AVAILABLE RECORDS:
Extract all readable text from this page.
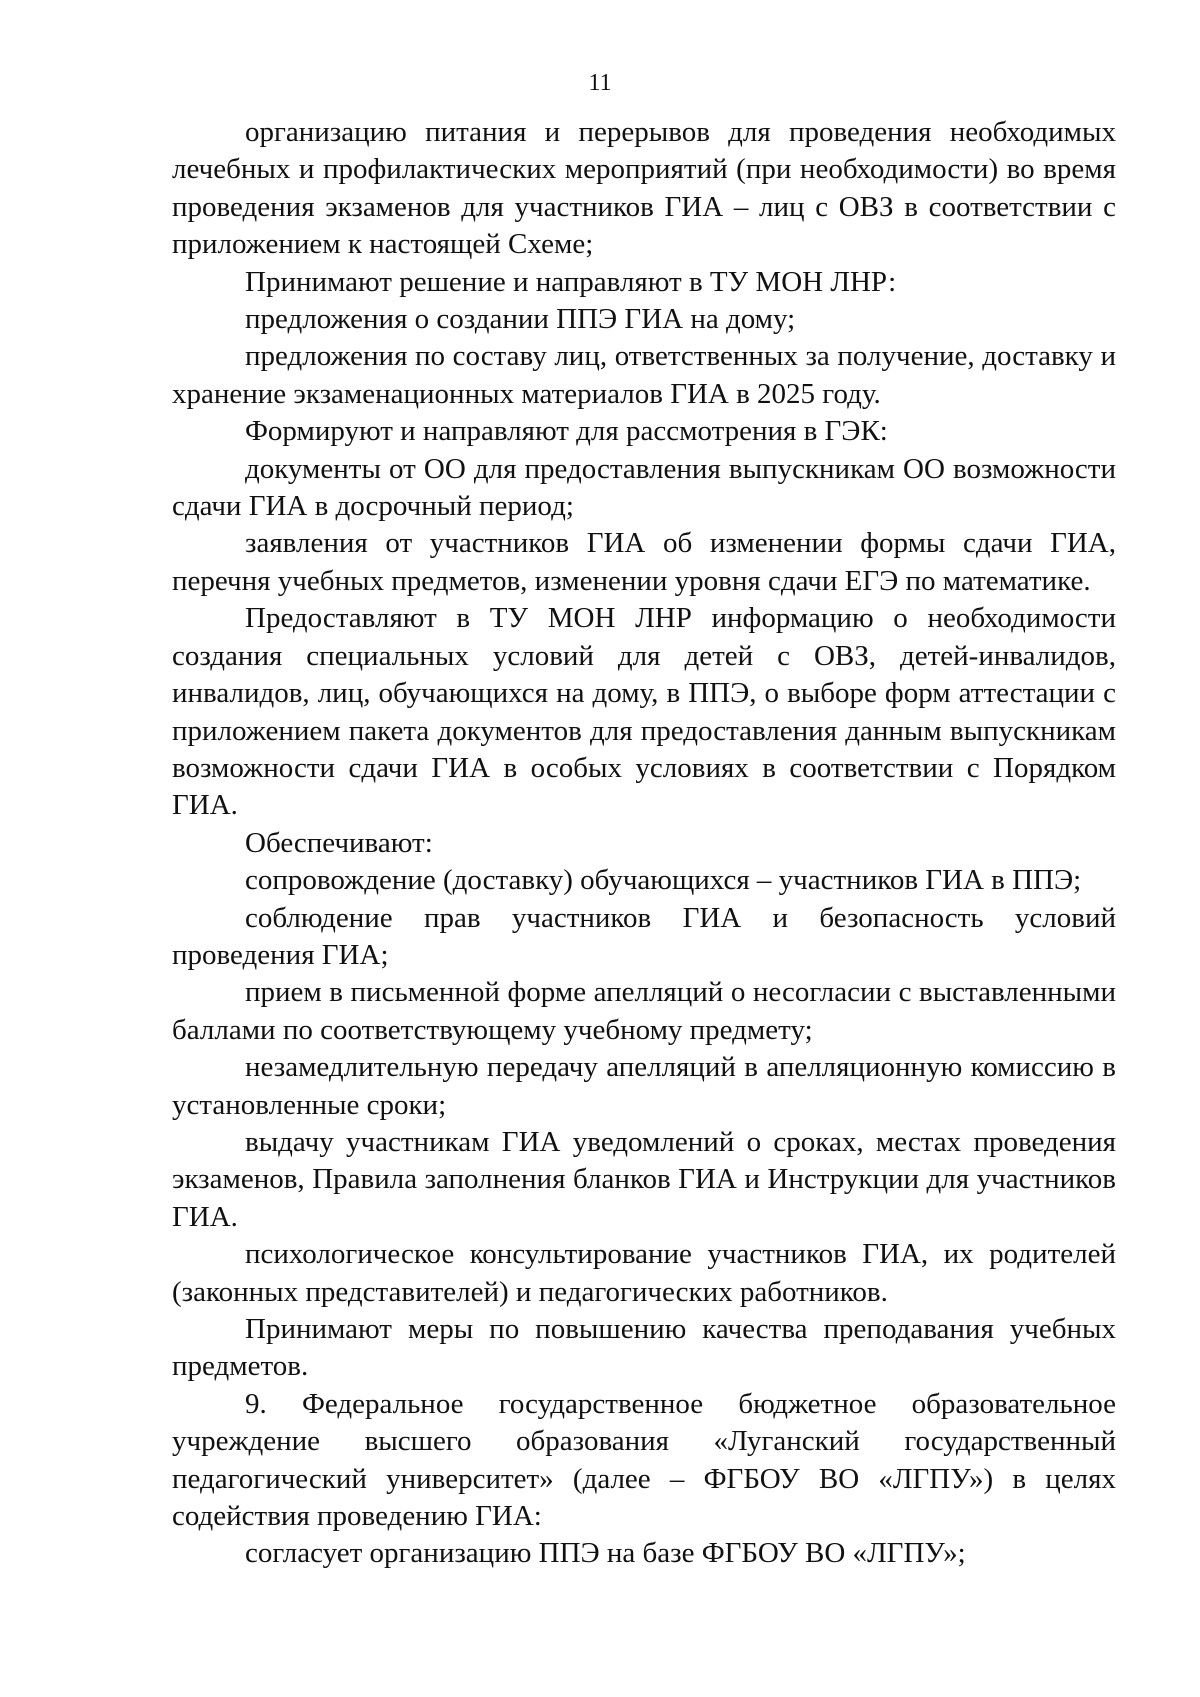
11

организацию питания и перерывов для проведения необходимых лечебных и профилактических мероприятий (при необходимости) во время проведения экзаменов для участников ГИА – лиц с ОВЗ в соответствии с приложением к настоящей Схеме;

Принимают решение и направляют в ТУ МОН ЛНР:

предложения о создании ППЭ ГИА на дому;

предложения по составу лиц, ответственных за получение, доставку и хранение экзаменационных материалов ГИА в 2025 году.

Формируют и направляют для рассмотрения в ГЭК:

документы от ОО для предоставления выпускникам ОО возможности сдачи ГИА в досрочный период;

заявления от участников ГИА об изменении формы сдачи ГИА, перечня учебных предметов, изменении уровня сдачи ЕГЭ по математике.

Предоставляют в ТУ МОН ЛНР информацию о необходимости создания специальных условий для детей с ОВЗ, детей-инвалидов, инвалидов, лиц, обучающихся на дому, в ППЭ, о выборе форм аттестации с приложением пакета документов для предоставления данным выпускникам возможности сдачи ГИА в особых условиях в соответствии с Порядком ГИА.

Обеспечивают:

сопровождение (доставку) обучающихся – участников ГИА в ППЭ;

соблюдение прав участников ГИА и безопасность условий проведения ГИА;

прием в письменной форме апелляций о несогласии с выставленными баллами по соответствующему учебному предмету;

незамедлительную передачу апелляций в апелляционную комиссию в установленные сроки;

выдачу участникам ГИА уведомлений о сроках, местах проведения экзаменов, Правила заполнения бланков ГИА и Инструкции для участников ГИА.

психологическое консультирование участников ГИА, их родителей (законных представителей) и педагогических работников.

Принимают меры по повышению качества преподавания учебных предметов.

9. Федеральное государственное бюджетное образовательное учреждение высшего образования «Луганский государственный педагогический университет» (далее – ФГБОУ ВО «ЛГПУ») в целях содействия проведению ГИА:

согласует организацию ППЭ на базе ФГБОУ ВО «ЛГПУ»;
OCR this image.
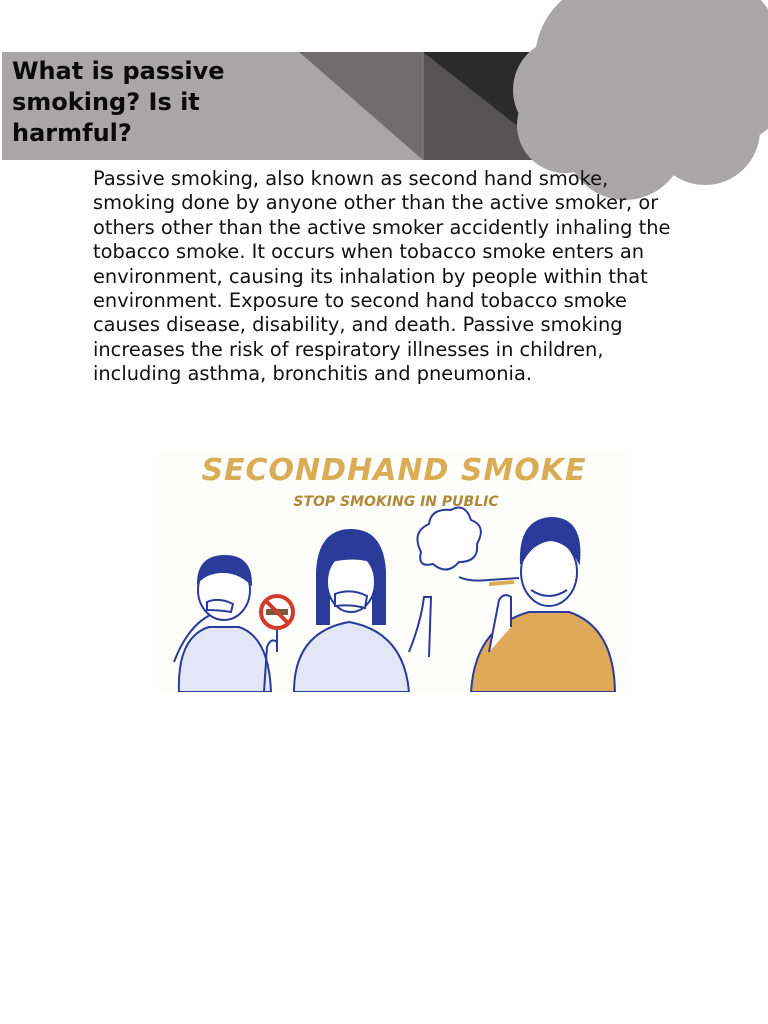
What is passive smoking? Is it harmful?

Passive smoking, also known as second hand smoke, smoking done by anyone other than the active smoker, or others other than the active smoker accidently inhaling the tobacco smoke. It occurs when tobacco smoke enters an environment, causing its inhalation by people within that environment. Exposure to second hand tobacco smoke causes disease, disability, and death. Passive smoking increases the risk of respiratory illnesses in children, including asthma, bronchitis and pneumonia.

SECONDHAND SMOKE
STOP SMOKING IN PUBLIC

GOAL:
Restate the whole listing above exactly, please, omitting every image.

FULL OUTPUT:
Extract all readable text from this page.
11

организацию питания и перерывов для проведения необходимых лечебных и профилактических мероприятий (при необходимости) во время проведения экзаменов для участников ГИА – лиц с ОВЗ в соответствии с приложением к настоящей Схеме;

Принимают решение и направляют в ТУ МОН ЛНР:

предложения о создании ППЭ ГИА на дому;

предложения по составу лиц, ответственных за получение, доставку и хранение экзаменационных материалов ГИА в 2025 году.

Формируют и направляют для рассмотрения в ГЭК:

документы от ОО для предоставления выпускникам ОО возможности сдачи ГИА в досрочный период;

заявления от участников ГИА об изменении формы сдачи ГИА, перечня учебных предметов, изменении уровня сдачи ЕГЭ по математике.

Предоставляют в ТУ МОН ЛНР информацию о необходимости создания специальных условий для детей с ОВЗ, детей-инвалидов, инвалидов, лиц, обучающихся на дому, в ППЭ, о выборе форм аттестации с приложением пакета документов для предоставления данным выпускникам возможности сдачи ГИА в особых условиях в соответствии с Порядком ГИА.

Обеспечивают:

сопровождение (доставку) обучающихся – участников ГИА в ППЭ;

соблюдение прав участников ГИА и безопасность условий проведения ГИА;

прием в письменной форме апелляций о несогласии с выставленными баллами по соответствующему учебному предмету;

незамедлительную передачу апелляций в апелляционную комиссию в установленные сроки;

выдачу участникам ГИА уведомлений о сроках, местах проведения экзаменов, Правила заполнения бланков ГИА и Инструкции для участников ГИА.

психологическое консультирование участников ГИА, их родителей (законных представителей) и педагогических работников.

Принимают меры по повышению качества преподавания учебных предметов.

9. Федеральное государственное бюджетное образовательное учреждение высшего образования «Луганский государственный педагогический университет» (далее – ФГБОУ ВО «ЛГПУ») в целях содействия проведению ГИА:

согласует организацию ППЭ на базе ФГБОУ ВО «ЛГПУ»;
OCR this image.
What is passive smoking? Is it harmful?

Passive smoking, also known as second hand smoke, smoking done by anyone other than the active smoker, or others other than the active smoker accidently inhaling the tobacco smoke. It occurs when tobacco smoke enters an environment, causing its inhalation by people within that environment. Exposure to second hand tobacco smoke causes disease, disability, and death. Passive smoking increases the risk of respiratory illnesses in children, including asthma, bronchitis and pneumonia.

SECONDHAND SMOKE
STOP SMOKING IN PUBLIC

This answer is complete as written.